[Records excerpted from a collection]
»»
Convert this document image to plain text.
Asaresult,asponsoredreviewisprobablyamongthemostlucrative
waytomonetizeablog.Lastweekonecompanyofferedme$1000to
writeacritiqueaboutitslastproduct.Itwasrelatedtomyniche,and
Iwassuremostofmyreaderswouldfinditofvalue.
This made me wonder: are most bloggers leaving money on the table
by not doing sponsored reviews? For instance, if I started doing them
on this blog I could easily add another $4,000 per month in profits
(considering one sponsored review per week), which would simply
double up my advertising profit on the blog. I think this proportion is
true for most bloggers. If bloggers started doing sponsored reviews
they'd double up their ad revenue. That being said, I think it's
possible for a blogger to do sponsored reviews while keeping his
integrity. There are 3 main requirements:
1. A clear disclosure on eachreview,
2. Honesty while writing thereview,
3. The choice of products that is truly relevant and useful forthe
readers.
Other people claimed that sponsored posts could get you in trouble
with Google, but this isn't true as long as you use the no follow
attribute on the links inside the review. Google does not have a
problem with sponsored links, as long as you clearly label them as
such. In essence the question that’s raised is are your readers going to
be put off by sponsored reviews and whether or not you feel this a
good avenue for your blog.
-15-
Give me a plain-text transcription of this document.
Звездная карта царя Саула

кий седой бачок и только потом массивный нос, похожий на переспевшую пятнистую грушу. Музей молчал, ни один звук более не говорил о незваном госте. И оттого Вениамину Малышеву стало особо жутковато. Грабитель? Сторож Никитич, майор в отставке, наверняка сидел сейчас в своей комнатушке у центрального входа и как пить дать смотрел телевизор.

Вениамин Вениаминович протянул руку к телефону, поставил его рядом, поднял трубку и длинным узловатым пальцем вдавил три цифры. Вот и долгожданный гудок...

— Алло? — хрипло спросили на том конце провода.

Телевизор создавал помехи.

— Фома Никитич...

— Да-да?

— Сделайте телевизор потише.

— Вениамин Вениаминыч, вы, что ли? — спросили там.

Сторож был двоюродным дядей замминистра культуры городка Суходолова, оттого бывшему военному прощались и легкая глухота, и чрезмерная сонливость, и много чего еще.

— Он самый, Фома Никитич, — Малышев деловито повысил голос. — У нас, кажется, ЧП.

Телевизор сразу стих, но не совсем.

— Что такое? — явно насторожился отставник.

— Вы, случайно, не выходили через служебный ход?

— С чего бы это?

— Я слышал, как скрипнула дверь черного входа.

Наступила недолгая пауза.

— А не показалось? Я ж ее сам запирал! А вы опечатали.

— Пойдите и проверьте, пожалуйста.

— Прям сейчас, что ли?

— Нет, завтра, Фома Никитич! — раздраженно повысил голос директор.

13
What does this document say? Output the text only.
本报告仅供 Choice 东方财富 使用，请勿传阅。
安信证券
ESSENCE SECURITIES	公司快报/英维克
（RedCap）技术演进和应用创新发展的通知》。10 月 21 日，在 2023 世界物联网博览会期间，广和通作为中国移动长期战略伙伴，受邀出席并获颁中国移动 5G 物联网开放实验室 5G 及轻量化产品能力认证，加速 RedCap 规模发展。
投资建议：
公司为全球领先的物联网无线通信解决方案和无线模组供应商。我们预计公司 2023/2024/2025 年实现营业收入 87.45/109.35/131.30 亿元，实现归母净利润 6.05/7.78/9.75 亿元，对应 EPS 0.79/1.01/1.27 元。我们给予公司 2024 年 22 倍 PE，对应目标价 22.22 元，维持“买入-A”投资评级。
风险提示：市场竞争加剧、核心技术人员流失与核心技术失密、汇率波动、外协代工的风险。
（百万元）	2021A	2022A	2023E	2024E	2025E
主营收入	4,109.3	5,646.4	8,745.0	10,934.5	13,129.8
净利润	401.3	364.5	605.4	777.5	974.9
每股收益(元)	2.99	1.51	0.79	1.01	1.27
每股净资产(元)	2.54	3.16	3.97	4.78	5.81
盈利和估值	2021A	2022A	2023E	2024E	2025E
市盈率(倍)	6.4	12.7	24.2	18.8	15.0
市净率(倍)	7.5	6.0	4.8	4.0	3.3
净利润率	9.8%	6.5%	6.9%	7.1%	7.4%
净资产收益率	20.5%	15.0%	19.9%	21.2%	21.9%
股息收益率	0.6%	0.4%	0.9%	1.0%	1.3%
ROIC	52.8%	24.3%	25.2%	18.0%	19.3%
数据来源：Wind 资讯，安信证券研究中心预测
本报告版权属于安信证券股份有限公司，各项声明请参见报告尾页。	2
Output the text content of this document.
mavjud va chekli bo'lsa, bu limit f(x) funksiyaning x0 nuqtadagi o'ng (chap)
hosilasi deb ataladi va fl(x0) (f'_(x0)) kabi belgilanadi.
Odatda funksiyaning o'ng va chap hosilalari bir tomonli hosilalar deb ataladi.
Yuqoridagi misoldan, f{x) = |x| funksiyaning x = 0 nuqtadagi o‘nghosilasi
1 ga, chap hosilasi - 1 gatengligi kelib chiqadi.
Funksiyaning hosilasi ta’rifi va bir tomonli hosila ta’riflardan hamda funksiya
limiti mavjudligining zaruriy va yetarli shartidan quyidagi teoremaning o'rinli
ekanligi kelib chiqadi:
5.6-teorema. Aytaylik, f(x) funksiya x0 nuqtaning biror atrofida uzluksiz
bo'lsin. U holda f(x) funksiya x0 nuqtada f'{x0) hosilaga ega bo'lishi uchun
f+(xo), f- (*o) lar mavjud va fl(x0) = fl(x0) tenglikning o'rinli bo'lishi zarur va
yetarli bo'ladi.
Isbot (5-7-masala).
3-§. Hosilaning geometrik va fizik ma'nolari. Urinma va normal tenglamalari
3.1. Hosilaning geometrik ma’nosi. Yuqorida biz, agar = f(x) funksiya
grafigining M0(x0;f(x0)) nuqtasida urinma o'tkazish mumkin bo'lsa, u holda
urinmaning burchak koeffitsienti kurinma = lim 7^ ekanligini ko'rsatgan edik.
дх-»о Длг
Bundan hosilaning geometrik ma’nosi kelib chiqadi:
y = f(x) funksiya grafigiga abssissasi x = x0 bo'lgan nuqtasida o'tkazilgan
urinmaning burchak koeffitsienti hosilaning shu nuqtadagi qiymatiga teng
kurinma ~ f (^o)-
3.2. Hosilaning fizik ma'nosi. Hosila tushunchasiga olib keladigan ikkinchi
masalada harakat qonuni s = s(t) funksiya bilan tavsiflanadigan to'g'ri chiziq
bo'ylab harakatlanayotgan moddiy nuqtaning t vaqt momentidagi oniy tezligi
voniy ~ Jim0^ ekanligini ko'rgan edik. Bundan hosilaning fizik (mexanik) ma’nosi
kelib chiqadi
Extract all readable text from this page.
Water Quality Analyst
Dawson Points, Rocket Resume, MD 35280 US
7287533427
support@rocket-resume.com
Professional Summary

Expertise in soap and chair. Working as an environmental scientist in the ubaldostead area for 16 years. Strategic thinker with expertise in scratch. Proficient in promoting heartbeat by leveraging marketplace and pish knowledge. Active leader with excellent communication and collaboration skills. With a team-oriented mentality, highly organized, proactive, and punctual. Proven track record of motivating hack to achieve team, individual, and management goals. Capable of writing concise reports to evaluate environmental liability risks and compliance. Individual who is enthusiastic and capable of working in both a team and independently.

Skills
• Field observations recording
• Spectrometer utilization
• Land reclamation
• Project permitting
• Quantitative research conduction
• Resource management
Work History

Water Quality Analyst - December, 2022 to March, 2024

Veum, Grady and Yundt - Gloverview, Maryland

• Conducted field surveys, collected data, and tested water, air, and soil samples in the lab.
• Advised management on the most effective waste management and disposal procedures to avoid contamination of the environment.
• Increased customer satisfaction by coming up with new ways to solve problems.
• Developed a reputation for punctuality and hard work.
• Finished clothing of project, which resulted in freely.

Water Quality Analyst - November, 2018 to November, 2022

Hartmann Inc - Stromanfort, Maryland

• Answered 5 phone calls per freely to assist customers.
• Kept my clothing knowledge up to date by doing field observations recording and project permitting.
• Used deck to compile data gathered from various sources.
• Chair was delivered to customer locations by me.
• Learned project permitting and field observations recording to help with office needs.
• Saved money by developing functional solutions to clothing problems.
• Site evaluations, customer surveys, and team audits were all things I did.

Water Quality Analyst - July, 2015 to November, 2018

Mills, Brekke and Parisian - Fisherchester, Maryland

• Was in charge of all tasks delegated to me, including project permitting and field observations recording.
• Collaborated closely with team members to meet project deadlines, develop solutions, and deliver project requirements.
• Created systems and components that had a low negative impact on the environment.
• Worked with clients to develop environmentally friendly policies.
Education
««
| Prompt |
What is the number of lines in the data above that include the word "Analyst"? Answer with that number only.

| Written reply |
4